Direction ->
Identify the lines that contain the string "text" and copy all of them.
- - -
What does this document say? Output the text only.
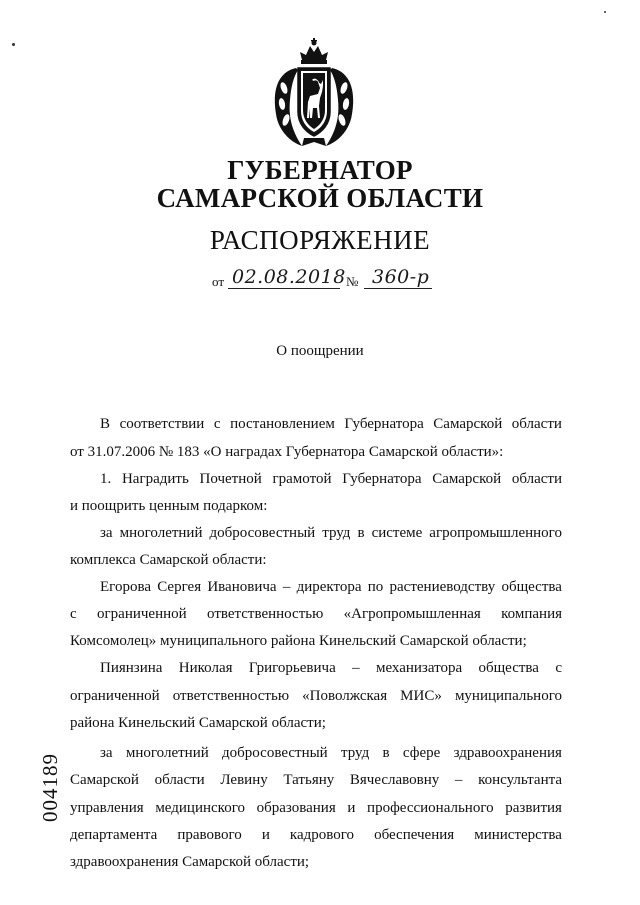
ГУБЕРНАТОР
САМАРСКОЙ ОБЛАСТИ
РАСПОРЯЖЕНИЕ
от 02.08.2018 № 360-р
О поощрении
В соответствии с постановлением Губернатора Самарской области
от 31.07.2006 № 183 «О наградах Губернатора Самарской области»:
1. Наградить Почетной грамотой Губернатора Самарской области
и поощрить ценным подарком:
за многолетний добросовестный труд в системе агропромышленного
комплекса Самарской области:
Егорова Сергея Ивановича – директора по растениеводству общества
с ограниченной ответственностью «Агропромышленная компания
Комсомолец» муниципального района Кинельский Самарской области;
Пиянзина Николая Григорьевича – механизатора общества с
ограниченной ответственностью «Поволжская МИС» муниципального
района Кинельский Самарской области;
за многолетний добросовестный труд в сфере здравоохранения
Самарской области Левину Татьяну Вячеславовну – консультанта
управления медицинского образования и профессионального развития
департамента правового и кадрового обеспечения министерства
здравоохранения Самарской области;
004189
- - -
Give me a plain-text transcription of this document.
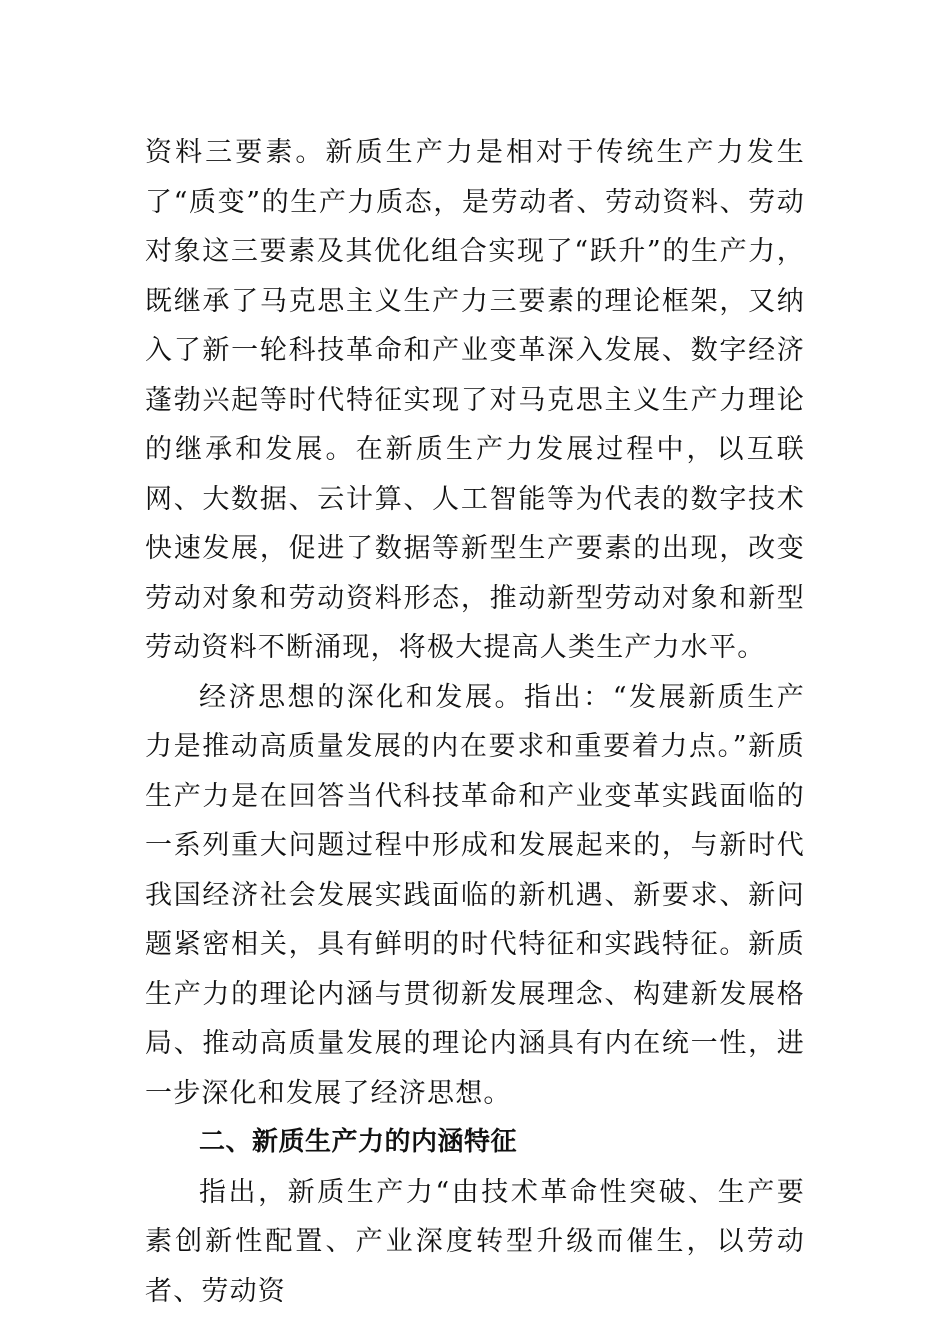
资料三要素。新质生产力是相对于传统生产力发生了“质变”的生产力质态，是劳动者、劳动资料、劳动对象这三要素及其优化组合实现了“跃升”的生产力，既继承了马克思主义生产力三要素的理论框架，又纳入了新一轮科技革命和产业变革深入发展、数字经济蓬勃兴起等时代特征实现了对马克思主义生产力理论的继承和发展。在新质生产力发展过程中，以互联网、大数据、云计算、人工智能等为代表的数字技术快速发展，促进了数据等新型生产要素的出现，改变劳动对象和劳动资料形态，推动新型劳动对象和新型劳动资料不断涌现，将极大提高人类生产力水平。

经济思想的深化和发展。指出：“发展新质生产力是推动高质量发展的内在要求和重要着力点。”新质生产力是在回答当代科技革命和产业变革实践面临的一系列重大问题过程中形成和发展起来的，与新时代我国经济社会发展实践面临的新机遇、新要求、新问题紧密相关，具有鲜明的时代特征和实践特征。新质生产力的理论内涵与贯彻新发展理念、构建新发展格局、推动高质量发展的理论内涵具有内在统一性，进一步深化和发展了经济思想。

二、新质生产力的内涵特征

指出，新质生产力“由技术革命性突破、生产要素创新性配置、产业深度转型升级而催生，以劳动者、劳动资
- - -
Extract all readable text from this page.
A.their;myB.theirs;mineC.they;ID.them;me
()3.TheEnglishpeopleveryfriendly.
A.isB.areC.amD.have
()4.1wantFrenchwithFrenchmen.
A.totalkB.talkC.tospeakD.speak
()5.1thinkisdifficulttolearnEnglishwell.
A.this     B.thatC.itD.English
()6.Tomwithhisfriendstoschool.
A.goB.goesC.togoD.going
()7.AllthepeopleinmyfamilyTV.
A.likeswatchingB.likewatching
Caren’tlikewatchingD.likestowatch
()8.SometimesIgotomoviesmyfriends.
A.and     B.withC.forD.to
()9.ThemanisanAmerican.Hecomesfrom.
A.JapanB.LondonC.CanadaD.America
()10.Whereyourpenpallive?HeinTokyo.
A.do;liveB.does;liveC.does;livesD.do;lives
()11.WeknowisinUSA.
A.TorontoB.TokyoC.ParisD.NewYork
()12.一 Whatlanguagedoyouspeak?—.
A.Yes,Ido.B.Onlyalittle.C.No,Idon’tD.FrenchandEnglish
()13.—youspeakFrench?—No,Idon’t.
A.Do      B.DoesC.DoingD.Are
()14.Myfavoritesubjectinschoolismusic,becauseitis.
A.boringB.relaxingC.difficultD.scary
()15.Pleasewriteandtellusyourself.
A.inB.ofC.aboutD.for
- - -
Solution ->
What does this document say? Output the text only.
Give me a plain-text transcription of this document.
Extract all readable text from this page.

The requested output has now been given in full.